§ **Given instruction**: Give back the full listing verbatim, apart from its images.

━━ Material

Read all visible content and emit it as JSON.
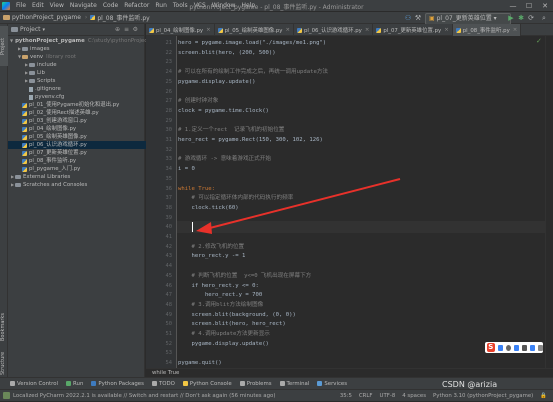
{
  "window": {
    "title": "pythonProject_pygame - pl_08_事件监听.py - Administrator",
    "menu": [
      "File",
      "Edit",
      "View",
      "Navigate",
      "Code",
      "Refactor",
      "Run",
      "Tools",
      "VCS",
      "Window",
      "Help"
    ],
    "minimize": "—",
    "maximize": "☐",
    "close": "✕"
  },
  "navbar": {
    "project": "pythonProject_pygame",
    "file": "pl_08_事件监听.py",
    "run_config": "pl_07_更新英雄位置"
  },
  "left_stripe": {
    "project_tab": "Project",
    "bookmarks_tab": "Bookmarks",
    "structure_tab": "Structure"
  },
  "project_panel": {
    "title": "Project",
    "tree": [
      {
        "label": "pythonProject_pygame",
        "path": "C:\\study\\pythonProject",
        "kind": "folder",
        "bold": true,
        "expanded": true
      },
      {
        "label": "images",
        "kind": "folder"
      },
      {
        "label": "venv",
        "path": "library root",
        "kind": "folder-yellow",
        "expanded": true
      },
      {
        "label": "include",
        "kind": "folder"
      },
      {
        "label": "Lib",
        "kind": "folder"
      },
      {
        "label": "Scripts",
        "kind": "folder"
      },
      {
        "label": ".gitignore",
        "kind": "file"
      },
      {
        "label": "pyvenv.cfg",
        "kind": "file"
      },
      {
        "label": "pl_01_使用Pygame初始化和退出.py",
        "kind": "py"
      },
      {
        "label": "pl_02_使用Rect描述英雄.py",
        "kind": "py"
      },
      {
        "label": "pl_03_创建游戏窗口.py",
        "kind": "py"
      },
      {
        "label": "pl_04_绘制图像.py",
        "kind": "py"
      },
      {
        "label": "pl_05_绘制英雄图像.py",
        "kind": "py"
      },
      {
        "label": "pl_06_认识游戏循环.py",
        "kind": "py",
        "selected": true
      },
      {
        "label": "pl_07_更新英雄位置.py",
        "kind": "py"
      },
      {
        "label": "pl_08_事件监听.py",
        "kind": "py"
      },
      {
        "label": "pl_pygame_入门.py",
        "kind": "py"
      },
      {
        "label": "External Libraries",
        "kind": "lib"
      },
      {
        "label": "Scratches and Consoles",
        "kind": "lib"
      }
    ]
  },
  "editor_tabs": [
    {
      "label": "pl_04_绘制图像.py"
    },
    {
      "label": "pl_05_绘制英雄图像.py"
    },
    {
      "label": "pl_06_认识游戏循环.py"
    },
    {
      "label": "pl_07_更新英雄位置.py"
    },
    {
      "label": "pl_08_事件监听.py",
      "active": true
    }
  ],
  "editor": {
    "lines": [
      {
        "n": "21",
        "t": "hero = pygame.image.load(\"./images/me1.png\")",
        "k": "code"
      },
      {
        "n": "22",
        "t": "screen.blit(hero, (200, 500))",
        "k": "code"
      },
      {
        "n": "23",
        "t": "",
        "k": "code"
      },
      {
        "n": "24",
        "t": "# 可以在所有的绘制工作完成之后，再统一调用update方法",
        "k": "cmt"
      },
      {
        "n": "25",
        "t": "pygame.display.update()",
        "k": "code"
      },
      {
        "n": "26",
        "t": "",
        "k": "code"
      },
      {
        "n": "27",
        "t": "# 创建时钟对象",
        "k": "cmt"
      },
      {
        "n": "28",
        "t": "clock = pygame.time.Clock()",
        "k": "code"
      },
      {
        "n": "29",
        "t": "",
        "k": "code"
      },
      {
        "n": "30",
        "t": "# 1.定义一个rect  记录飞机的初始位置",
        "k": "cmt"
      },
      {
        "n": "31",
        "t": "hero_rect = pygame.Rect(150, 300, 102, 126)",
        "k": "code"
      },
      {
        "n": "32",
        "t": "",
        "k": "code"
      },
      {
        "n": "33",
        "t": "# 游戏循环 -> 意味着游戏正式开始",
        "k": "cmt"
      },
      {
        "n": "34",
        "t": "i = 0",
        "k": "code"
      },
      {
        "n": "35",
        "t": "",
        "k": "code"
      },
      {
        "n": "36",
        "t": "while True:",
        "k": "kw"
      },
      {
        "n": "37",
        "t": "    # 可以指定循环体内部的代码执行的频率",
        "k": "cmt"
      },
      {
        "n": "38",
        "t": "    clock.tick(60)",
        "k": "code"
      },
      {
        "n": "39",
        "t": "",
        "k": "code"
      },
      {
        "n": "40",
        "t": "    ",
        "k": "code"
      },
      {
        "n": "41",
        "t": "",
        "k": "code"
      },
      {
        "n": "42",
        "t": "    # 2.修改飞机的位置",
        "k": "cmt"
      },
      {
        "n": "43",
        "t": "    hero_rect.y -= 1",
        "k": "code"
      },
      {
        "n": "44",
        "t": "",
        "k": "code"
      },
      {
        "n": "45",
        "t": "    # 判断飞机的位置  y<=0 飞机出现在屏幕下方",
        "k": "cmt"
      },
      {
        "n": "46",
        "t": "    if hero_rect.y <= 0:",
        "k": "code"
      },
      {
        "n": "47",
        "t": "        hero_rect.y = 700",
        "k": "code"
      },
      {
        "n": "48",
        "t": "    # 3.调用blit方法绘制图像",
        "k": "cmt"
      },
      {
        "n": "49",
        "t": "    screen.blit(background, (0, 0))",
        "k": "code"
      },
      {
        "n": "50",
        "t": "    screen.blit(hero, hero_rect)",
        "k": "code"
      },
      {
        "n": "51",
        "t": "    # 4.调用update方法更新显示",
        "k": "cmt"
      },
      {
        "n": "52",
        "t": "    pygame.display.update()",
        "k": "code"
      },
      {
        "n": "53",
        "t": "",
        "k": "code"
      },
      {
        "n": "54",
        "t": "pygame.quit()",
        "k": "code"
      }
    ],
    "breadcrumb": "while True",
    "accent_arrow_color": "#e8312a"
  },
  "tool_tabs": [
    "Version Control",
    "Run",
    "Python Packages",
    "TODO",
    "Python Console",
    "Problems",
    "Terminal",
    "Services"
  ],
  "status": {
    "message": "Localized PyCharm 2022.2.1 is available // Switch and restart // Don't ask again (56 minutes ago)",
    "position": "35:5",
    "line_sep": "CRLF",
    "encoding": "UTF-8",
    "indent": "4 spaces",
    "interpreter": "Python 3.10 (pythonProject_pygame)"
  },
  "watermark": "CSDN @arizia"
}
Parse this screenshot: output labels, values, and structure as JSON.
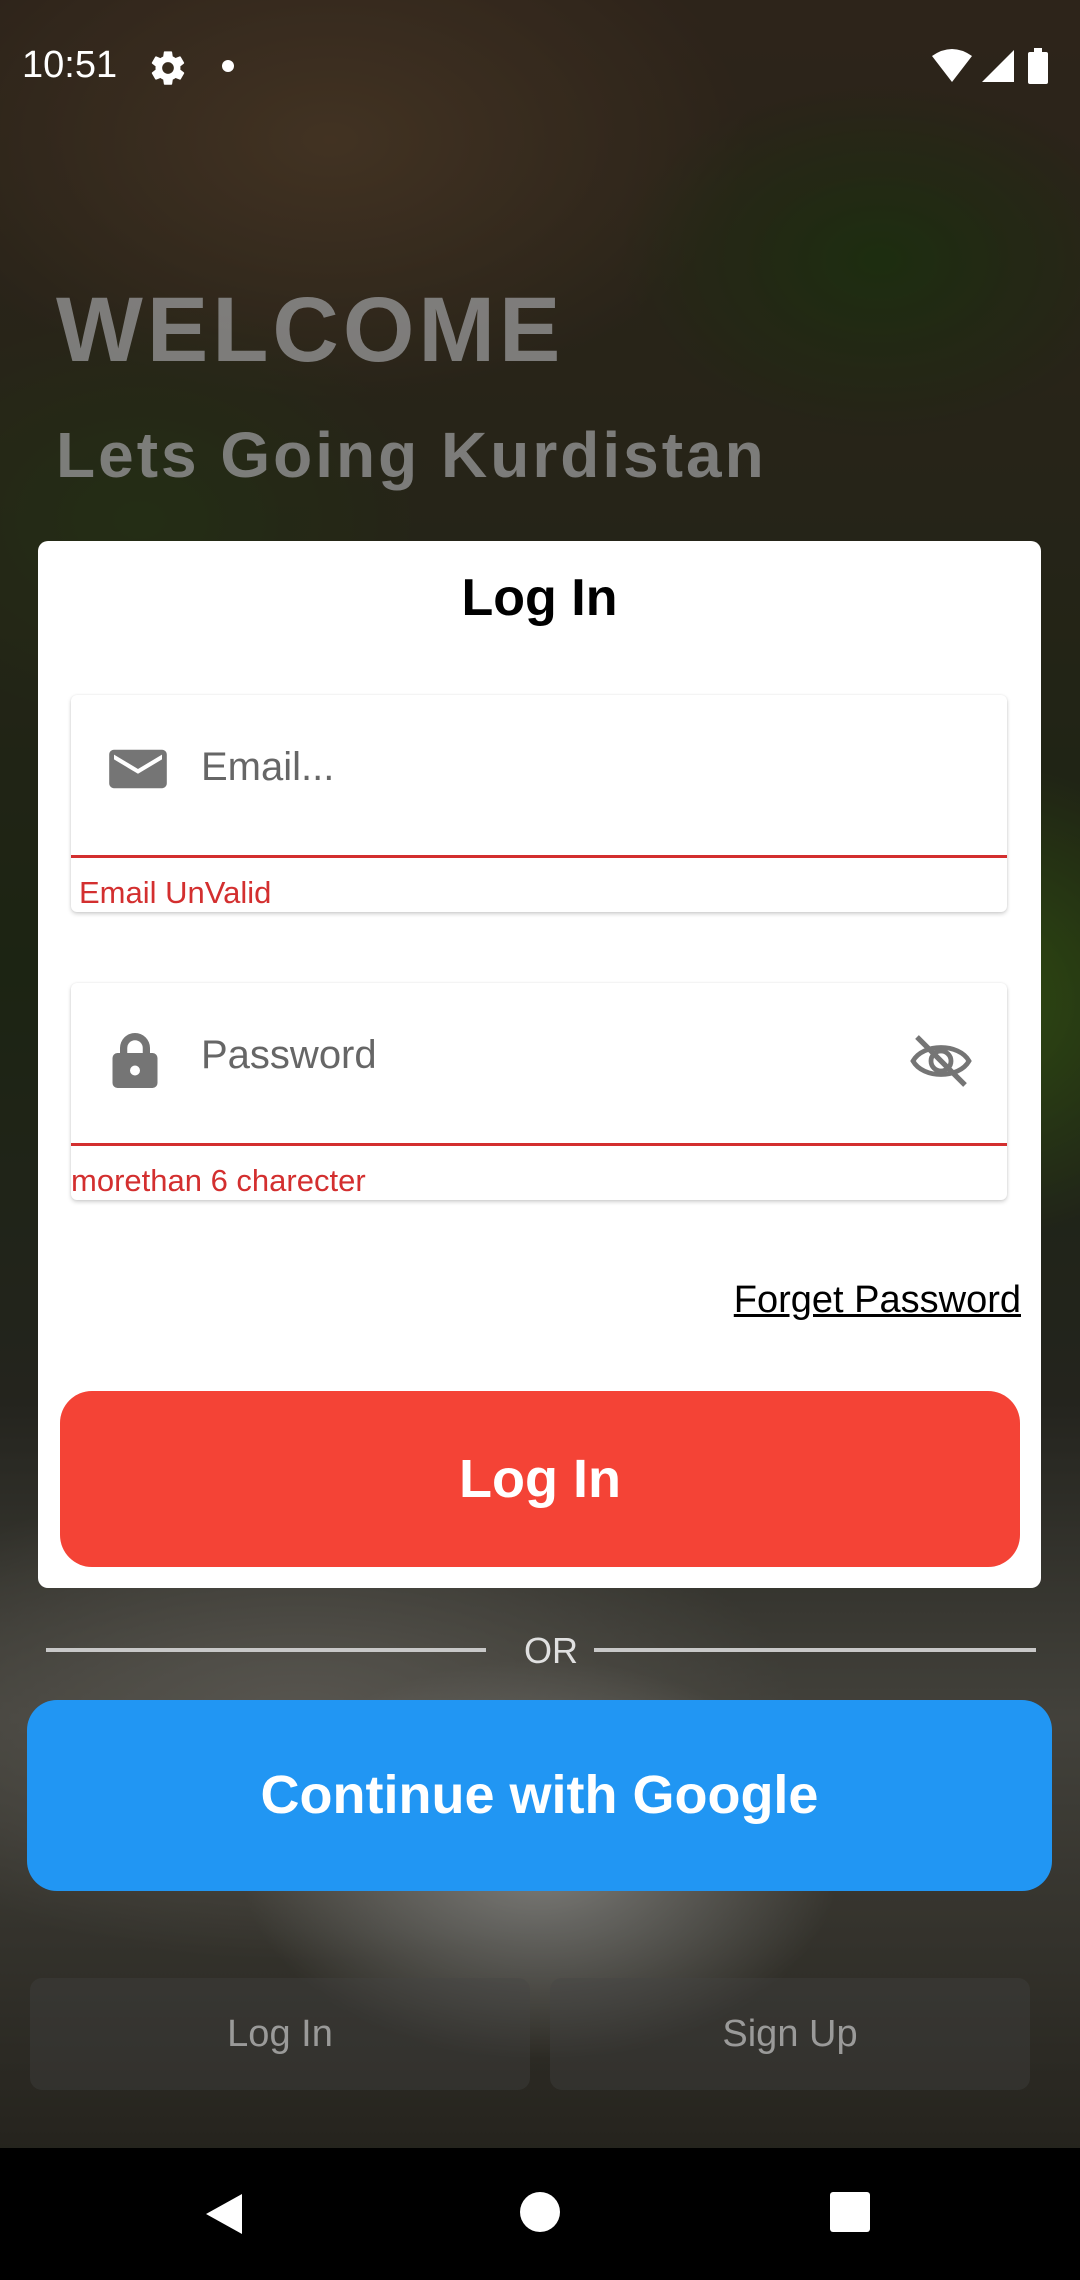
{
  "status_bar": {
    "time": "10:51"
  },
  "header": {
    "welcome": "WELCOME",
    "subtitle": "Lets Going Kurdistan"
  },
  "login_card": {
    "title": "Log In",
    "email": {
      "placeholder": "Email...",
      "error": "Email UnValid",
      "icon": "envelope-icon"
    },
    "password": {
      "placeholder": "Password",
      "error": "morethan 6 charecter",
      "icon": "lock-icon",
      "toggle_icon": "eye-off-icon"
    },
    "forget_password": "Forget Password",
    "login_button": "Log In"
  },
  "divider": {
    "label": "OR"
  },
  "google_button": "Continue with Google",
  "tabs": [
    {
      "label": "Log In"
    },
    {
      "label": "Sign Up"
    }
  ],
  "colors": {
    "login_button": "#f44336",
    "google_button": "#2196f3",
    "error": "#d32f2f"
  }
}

━━━━

§ **Exercise result**:
Read all visible content and emit it as JSON.
{
  "window": {
    "title": "pythonProject_pygame - pl_08_事件监听.py - Administrator",
    "menu": [
      "File",
      "Edit",
      "View",
      "Navigate",
      "Code",
      "Refactor",
      "Run",
      "Tools",
      "VCS",
      "Window",
      "Help"
    ],
    "minimize": "—",
    "maximize": "☐",
    "close": "✕"
  },
  "navbar": {
    "project": "pythonProject_pygame",
    "file": "pl_08_事件监听.py",
    "run_config": "pl_07_更新英雄位置"
  },
  "left_stripe": {
    "project_tab": "Project",
    "bookmarks_tab": "Bookmarks",
    "structure_tab": "Structure"
  },
  "project_panel": {
    "title": "Project",
    "tree": [
      {
        "label": "pythonProject_pygame",
        "path": "C:\\study\\pythonProject",
        "kind": "folder",
        "bold": true,
        "expanded": true
      },
      {
        "label": "images",
        "kind": "folder"
      },
      {
        "label": "venv",
        "path": "library root",
        "kind": "folder-yellow",
        "expanded": true
      },
      {
        "label": "include",
        "kind": "folder"
      },
      {
        "label": "Lib",
        "kind": "folder"
      },
      {
        "label": "Scripts",
        "kind": "folder"
      },
      {
        "label": ".gitignore",
        "kind": "file"
      },
      {
        "label": "pyvenv.cfg",
        "kind": "file"
      },
      {
        "label": "pl_01_使用Pygame初始化和退出.py",
        "kind": "py"
      },
      {
        "label": "pl_02_使用Rect描述英雄.py",
        "kind": "py"
      },
      {
        "label": "pl_03_创建游戏窗口.py",
        "kind": "py"
      },
      {
        "label": "pl_04_绘制图像.py",
        "kind": "py"
      },
      {
        "label": "pl_05_绘制英雄图像.py",
        "kind": "py"
      },
      {
        "label": "pl_06_认识游戏循环.py",
        "kind": "py",
        "selected": true
      },
      {
        "label": "pl_07_更新英雄位置.py",
        "kind": "py"
      },
      {
        "label": "pl_08_事件监听.py",
        "kind": "py"
      },
      {
        "label": "pl_pygame_入门.py",
        "kind": "py"
      },
      {
        "label": "External Libraries",
        "kind": "lib"
      },
      {
        "label": "Scratches and Consoles",
        "kind": "lib"
      }
    ]
  },
  "editor_tabs": [
    {
      "label": "pl_04_绘制图像.py"
    },
    {
      "label": "pl_05_绘制英雄图像.py"
    },
    {
      "label": "pl_06_认识游戏循环.py"
    },
    {
      "label": "pl_07_更新英雄位置.py"
    },
    {
      "label": "pl_08_事件监听.py",
      "active": true
    }
  ],
  "editor": {
    "lines": [
      {
        "n": "21",
        "t": "hero = pygame.image.load(\"./images/me1.png\")",
        "k": "code"
      },
      {
        "n": "22",
        "t": "screen.blit(hero, (200, 500))",
        "k": "code"
      },
      {
        "n": "23",
        "t": "",
        "k": "code"
      },
      {
        "n": "24",
        "t": "# 可以在所有的绘制工作完成之后，再统一调用update方法",
        "k": "cmt"
      },
      {
        "n": "25",
        "t": "pygame.display.update()",
        "k": "code"
      },
      {
        "n": "26",
        "t": "",
        "k": "code"
      },
      {
        "n": "27",
        "t": "# 创建时钟对象",
        "k": "cmt"
      },
      {
        "n": "28",
        "t": "clock = pygame.time.Clock()",
        "k": "code"
      },
      {
        "n": "29",
        "t": "",
        "k": "code"
      },
      {
        "n": "30",
        "t": "# 1.定义一个rect  记录飞机的初始位置",
        "k": "cmt"
      },
      {
        "n": "31",
        "t": "hero_rect = pygame.Rect(150, 300, 102, 126)",
        "k": "code"
      },
      {
        "n": "32",
        "t": "",
        "k": "code"
      },
      {
        "n": "33",
        "t": "# 游戏循环 -> 意味着游戏正式开始",
        "k": "cmt"
      },
      {
        "n": "34",
        "t": "i = 0",
        "k": "code"
      },
      {
        "n": "35",
        "t": "",
        "k": "code"
      },
      {
        "n": "36",
        "t": "while True:",
        "k": "kw"
      },
      {
        "n": "37",
        "t": "    # 可以指定循环体内部的代码执行的频率",
        "k": "cmt"
      },
      {
        "n": "38",
        "t": "    clock.tick(60)",
        "k": "code"
      },
      {
        "n": "39",
        "t": "",
        "k": "code"
      },
      {
        "n": "40",
        "t": "    ",
        "k": "code"
      },
      {
        "n": "41",
        "t": "",
        "k": "code"
      },
      {
        "n": "42",
        "t": "    # 2.修改飞机的位置",
        "k": "cmt"
      },
      {
        "n": "43",
        "t": "    hero_rect.y -= 1",
        "k": "code"
      },
      {
        "n": "44",
        "t": "",
        "k": "code"
      },
      {
        "n": "45",
        "t": "    # 判断飞机的位置  y<=0 飞机出现在屏幕下方",
        "k": "cmt"
      },
      {
        "n": "46",
        "t": "    if hero_rect.y <= 0:",
        "k": "code"
      },
      {
        "n": "47",
        "t": "        hero_rect.y = 700",
        "k": "code"
      },
      {
        "n": "48",
        "t": "    # 3.调用blit方法绘制图像",
        "k": "cmt"
      },
      {
        "n": "49",
        "t": "    screen.blit(background, (0, 0))",
        "k": "code"
      },
      {
        "n": "50",
        "t": "    screen.blit(hero, hero_rect)",
        "k": "code"
      },
      {
        "n": "51",
        "t": "    # 4.调用update方法更新显示",
        "k": "cmt"
      },
      {
        "n": "52",
        "t": "    pygame.display.update()",
        "k": "code"
      },
      {
        "n": "53",
        "t": "",
        "k": "code"
      },
      {
        "n": "54",
        "t": "pygame.quit()",
        "k": "code"
      }
    ],
    "breadcrumb": "while True",
    "accent_arrow_color": "#e8312a"
  },
  "tool_tabs": [
    "Version Control",
    "Run",
    "Python Packages",
    "TODO",
    "Python Console",
    "Problems",
    "Terminal",
    "Services"
  ],
  "status": {
    "message": "Localized PyCharm 2022.2.1 is available // Switch and restart // Don't ask again (56 minutes ago)",
    "position": "35:5",
    "line_sep": "CRLF",
    "encoding": "UTF-8",
    "indent": "4 spaces",
    "interpreter": "Python 3.10 (pythonProject_pygame)"
  },
  "watermark": "CSDN @arizia"
}
Parse this screenshot: output labels, values, and structure as JSON.
{
  "status_bar": {
    "time": "10:51"
  },
  "header": {
    "welcome": "WELCOME",
    "subtitle": "Lets Going Kurdistan"
  },
  "login_card": {
    "title": "Log In",
    "email": {
      "placeholder": "Email...",
      "error": "Email UnValid",
      "icon": "envelope-icon"
    },
    "password": {
      "placeholder": "Password",
      "error": "morethan 6 charecter",
      "icon": "lock-icon",
      "toggle_icon": "eye-off-icon"
    },
    "forget_password": "Forget Password",
    "login_button": "Log In"
  },
  "divider": {
    "label": "OR"
  },
  "google_button": "Continue with Google",
  "tabs": [
    {
      "label": "Log In"
    },
    {
      "label": "Sign Up"
    }
  ],
  "colors": {
    "login_button": "#f44336",
    "google_button": "#2196f3",
    "error": "#d32f2f"
  }
}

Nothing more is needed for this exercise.